▸ **Entries supplied**:
━━━━

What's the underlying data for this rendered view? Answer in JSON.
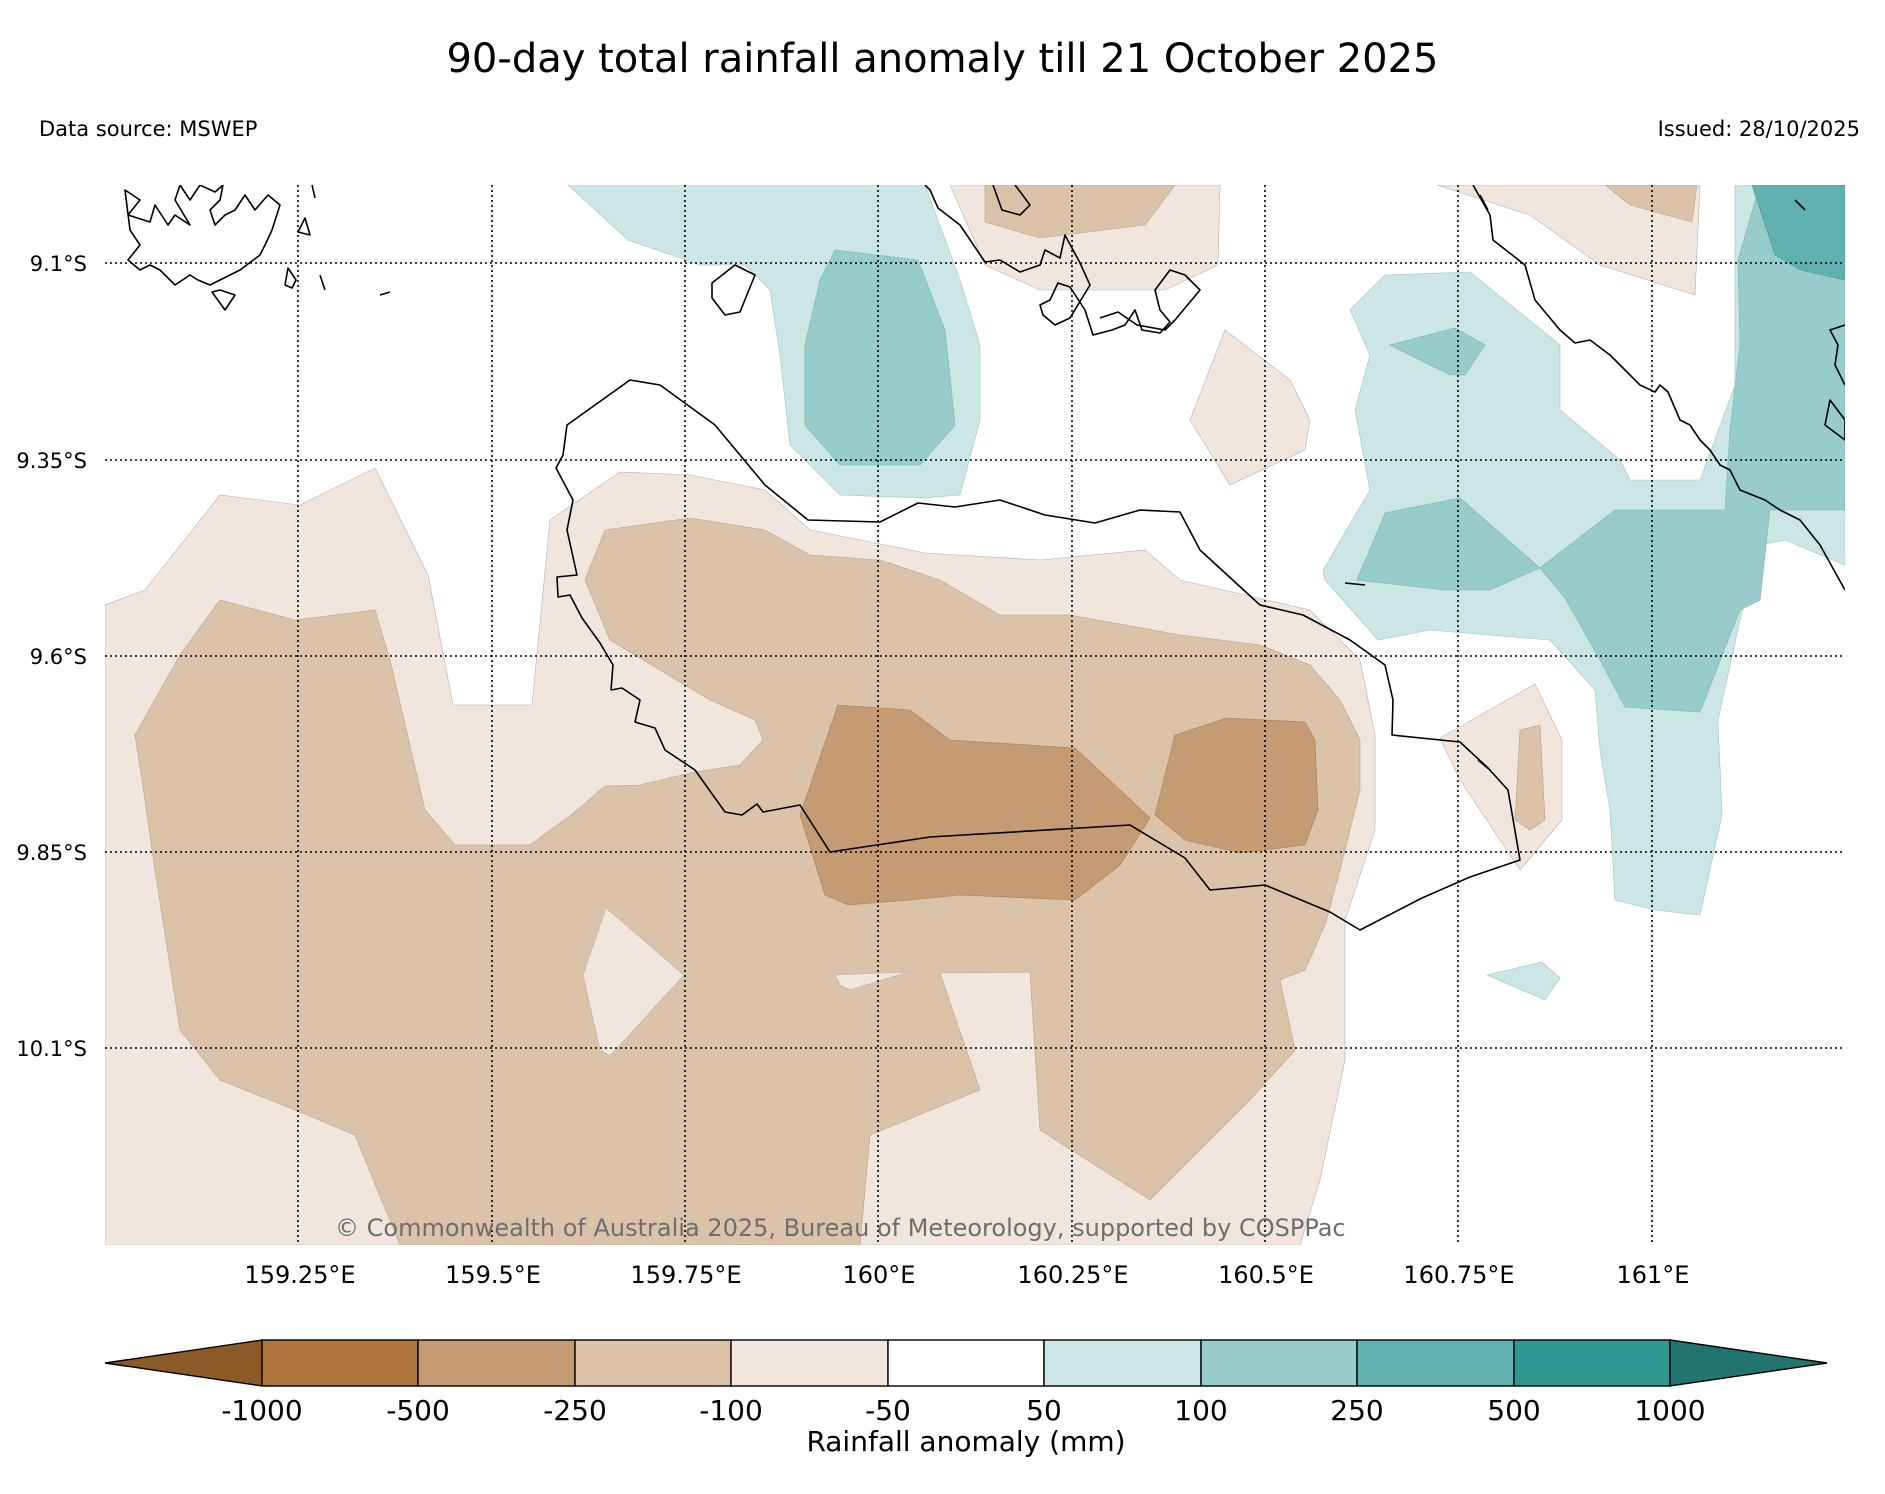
{
  "header": {
    "title": "90-day total rainfall anomaly till 21 October 2025",
    "data_source": "Data source: MSWEP",
    "issued": "Issued: 28/10/2025"
  },
  "map": {
    "lat_labels": [
      "9.1°S",
      "9.35°S",
      "9.6°S",
      "9.85°S",
      "10.1°S"
    ],
    "lon_labels": [
      "159.25°E",
      "159.5°E",
      "159.75°E",
      "160°E",
      "160.25°E",
      "160.5°E",
      "160.75°E",
      "161°E"
    ],
    "copyright": "© Commonwealth of Australia 2025, Bureau of Meteorology, supported by COSPPac"
  },
  "colorbar": {
    "title": "Rainfall anomaly (mm)",
    "ticks": [
      "-1000",
      "-500",
      "-250",
      "-100",
      "-50",
      "50",
      "100",
      "250",
      "500",
      "1000"
    ],
    "colors": {
      "below_min": "#8c5a26",
      "-1000_-500": "#ad753d",
      "-500_-250": "#c49b72",
      "-250_-100": "#dbc3aa",
      "-100_-50": "#f1e6dd",
      "-50_50": "#ffffff",
      "50_100": "#cbe6e4",
      "100_250": "#98cccb",
      "250_500": "#62b1b1",
      "500_1000": "#2e9890",
      "above_max": "#22756f"
    }
  }
}
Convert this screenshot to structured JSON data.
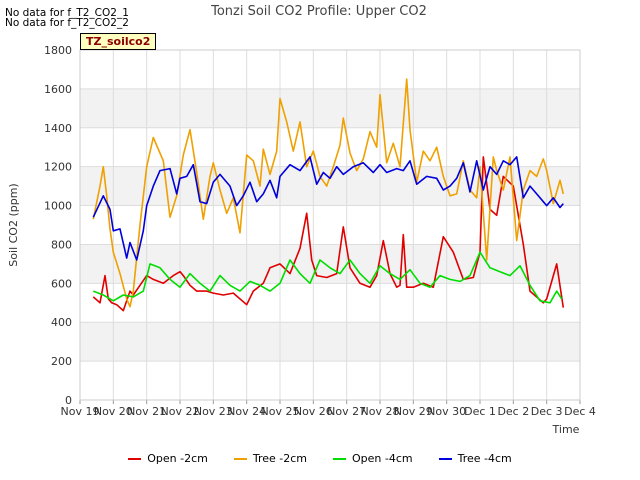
{
  "notes": [
    "No data for f_T2_CO2_1",
    "No data for f_T2_CO2_2"
  ],
  "station_tag": "TZ_soilco2",
  "chart_data": {
    "type": "line",
    "title": "Tonzi Soil CO2 Profile: Upper CO2",
    "xlabel": "Time",
    "ylabel": "Soil CO2 (ppm)",
    "ylim": [
      0,
      1800
    ],
    "xlim": [
      0,
      15
    ],
    "yticks": [
      0,
      200,
      400,
      600,
      800,
      1000,
      1200,
      1400,
      1600,
      1800
    ],
    "xticks": [
      0,
      1,
      2,
      3,
      4,
      5,
      6,
      7,
      8,
      9,
      10,
      11,
      12,
      13,
      14,
      15
    ],
    "xtick_labels": [
      "Nov 19",
      "Nov 20",
      "Nov 21",
      "Nov 22",
      "Nov 23",
      "Nov 24",
      "Nov 25",
      "Nov 26",
      "Nov 27",
      "Nov 28",
      "Nov 29",
      "Nov 30",
      "Dec 1",
      "Dec 2",
      "Dec 3",
      "Dec 4"
    ],
    "grid": true,
    "legend_position": "bottom",
    "series": [
      {
        "name": "Open -2cm",
        "color": "#e00000",
        "x": [
          0.4,
          0.6,
          0.75,
          0.85,
          0.95,
          1.1,
          1.3,
          1.5,
          1.6,
          1.8,
          2.0,
          2.2,
          2.5,
          2.8,
          3.0,
          3.1,
          3.3,
          3.5,
          3.8,
          4.0,
          4.3,
          4.6,
          5.0,
          5.2,
          5.5,
          5.7,
          6.0,
          6.3,
          6.6,
          6.8,
          6.95,
          7.1,
          7.4,
          7.7,
          7.9,
          8.1,
          8.4,
          8.7,
          8.9,
          9.1,
          9.3,
          9.5,
          9.6,
          9.7,
          9.8,
          10.0,
          10.3,
          10.6,
          10.9,
          11.2,
          11.5,
          11.8,
          12.0,
          12.1,
          12.3,
          12.5,
          12.7,
          13.0,
          13.3,
          13.5,
          13.9,
          14.0,
          14.3,
          14.5
        ],
        "y": [
          530,
          500,
          640,
          520,
          500,
          490,
          460,
          560,
          540,
          590,
          640,
          620,
          600,
          640,
          660,
          640,
          590,
          560,
          560,
          550,
          540,
          550,
          490,
          560,
          600,
          680,
          700,
          650,
          780,
          960,
          720,
          640,
          630,
          650,
          890,
          680,
          600,
          580,
          640,
          820,
          650,
          580,
          590,
          850,
          580,
          580,
          600,
          580,
          840,
          760,
          620,
          630,
          760,
          1250,
          980,
          950,
          1150,
          1100,
          800,
          560,
          500,
          520,
          700,
          475
        ]
      },
      {
        "name": "Tree -2cm",
        "color": "#f0a000",
        "x": [
          0.4,
          0.6,
          0.7,
          0.8,
          0.9,
          1.0,
          1.2,
          1.4,
          1.5,
          1.6,
          1.8,
          2.0,
          2.2,
          2.5,
          2.7,
          2.9,
          3.1,
          3.3,
          3.5,
          3.7,
          3.9,
          4.0,
          4.2,
          4.4,
          4.6,
          4.8,
          5.0,
          5.2,
          5.4,
          5.5,
          5.7,
          5.9,
          6.0,
          6.2,
          6.4,
          6.6,
          6.8,
          7.0,
          7.2,
          7.4,
          7.6,
          7.8,
          7.9,
          8.1,
          8.3,
          8.5,
          8.7,
          8.9,
          9.0,
          9.2,
          9.4,
          9.6,
          9.8,
          9.9,
          10.1,
          10.3,
          10.5,
          10.7,
          10.9,
          11.1,
          11.3,
          11.5,
          11.7,
          11.9,
          12.0,
          12.2,
          12.4,
          12.5,
          12.7,
          12.9,
          13.1,
          13.3,
          13.5,
          13.7,
          13.9,
          14.0,
          14.2,
          14.4,
          14.5
        ],
        "y": [
          930,
          1100,
          1200,
          1050,
          880,
          760,
          650,
          520,
          480,
          560,
          900,
          1200,
          1350,
          1230,
          940,
          1050,
          1260,
          1390,
          1170,
          930,
          1150,
          1220,
          1080,
          960,
          1040,
          860,
          1260,
          1230,
          1100,
          1290,
          1160,
          1280,
          1550,
          1430,
          1280,
          1430,
          1200,
          1280,
          1150,
          1100,
          1200,
          1310,
          1450,
          1270,
          1180,
          1240,
          1380,
          1300,
          1570,
          1220,
          1320,
          1200,
          1650,
          1390,
          1120,
          1280,
          1230,
          1300,
          1150,
          1050,
          1060,
          1230,
          1080,
          1040,
          1200,
          720,
          1250,
          1180,
          1080,
          1250,
          820,
          1080,
          1180,
          1150,
          1240,
          1180,
          1010,
          1130,
          1060
        ]
      },
      {
        "name": "Open -4cm",
        "color": "#00dd00",
        "x": [
          0.4,
          0.7,
          1.0,
          1.3,
          1.6,
          1.9,
          2.1,
          2.4,
          2.7,
          3.0,
          3.3,
          3.6,
          3.9,
          4.2,
          4.5,
          4.8,
          5.1,
          5.4,
          5.7,
          6.0,
          6.3,
          6.6,
          6.9,
          7.2,
          7.5,
          7.8,
          8.1,
          8.4,
          8.7,
          9.0,
          9.3,
          9.6,
          9.9,
          10.2,
          10.5,
          10.8,
          11.1,
          11.4,
          11.7,
          12.0,
          12.3,
          12.6,
          12.9,
          13.2,
          13.5,
          13.8,
          14.1,
          14.3,
          14.45
        ],
        "y": [
          560,
          540,
          510,
          540,
          530,
          560,
          700,
          680,
          620,
          580,
          650,
          600,
          560,
          640,
          590,
          560,
          610,
          590,
          560,
          600,
          720,
          650,
          600,
          720,
          680,
          650,
          720,
          650,
          600,
          690,
          650,
          620,
          670,
          600,
          580,
          640,
          620,
          610,
          640,
          760,
          680,
          660,
          640,
          690,
          590,
          510,
          500,
          560,
          520
        ]
      },
      {
        "name": "Tree -4cm",
        "color": "#0000dd",
        "x": [
          0.4,
          0.7,
          0.9,
          1.0,
          1.2,
          1.4,
          1.5,
          1.7,
          1.9,
          2.0,
          2.2,
          2.4,
          2.7,
          2.9,
          3.0,
          3.2,
          3.4,
          3.6,
          3.8,
          4.0,
          4.2,
          4.5,
          4.7,
          4.9,
          5.1,
          5.3,
          5.5,
          5.7,
          5.9,
          6.0,
          6.3,
          6.6,
          6.9,
          7.1,
          7.3,
          7.5,
          7.7,
          7.9,
          8.2,
          8.5,
          8.8,
          9.0,
          9.2,
          9.5,
          9.7,
          9.9,
          10.1,
          10.4,
          10.7,
          10.9,
          11.1,
          11.3,
          11.5,
          11.7,
          11.9,
          12.1,
          12.3,
          12.5,
          12.7,
          12.9,
          13.1,
          13.3,
          13.5,
          13.7,
          13.9,
          14.0,
          14.2,
          14.4,
          14.5
        ],
        "y": [
          940,
          1050,
          980,
          870,
          880,
          730,
          810,
          720,
          870,
          1000,
          1100,
          1180,
          1190,
          1060,
          1140,
          1150,
          1210,
          1020,
          1010,
          1120,
          1160,
          1100,
          1000,
          1050,
          1120,
          1020,
          1060,
          1130,
          1040,
          1150,
          1210,
          1180,
          1250,
          1110,
          1170,
          1140,
          1200,
          1160,
          1200,
          1220,
          1170,
          1210,
          1170,
          1190,
          1180,
          1230,
          1110,
          1150,
          1140,
          1080,
          1100,
          1140,
          1220,
          1070,
          1230,
          1080,
          1200,
          1160,
          1230,
          1210,
          1250,
          1040,
          1100,
          1060,
          1020,
          1000,
          1040,
          990,
          1010
        ]
      }
    ]
  }
}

━━━━

▸ **What is required**: Scan the material above. Copy each line that holds the word "anomaly".

▸ **Task answer**:
    "title": "90-day total rainfall anomaly till 21 October 2025",
    "title": "Rainfall anomaly (mm)",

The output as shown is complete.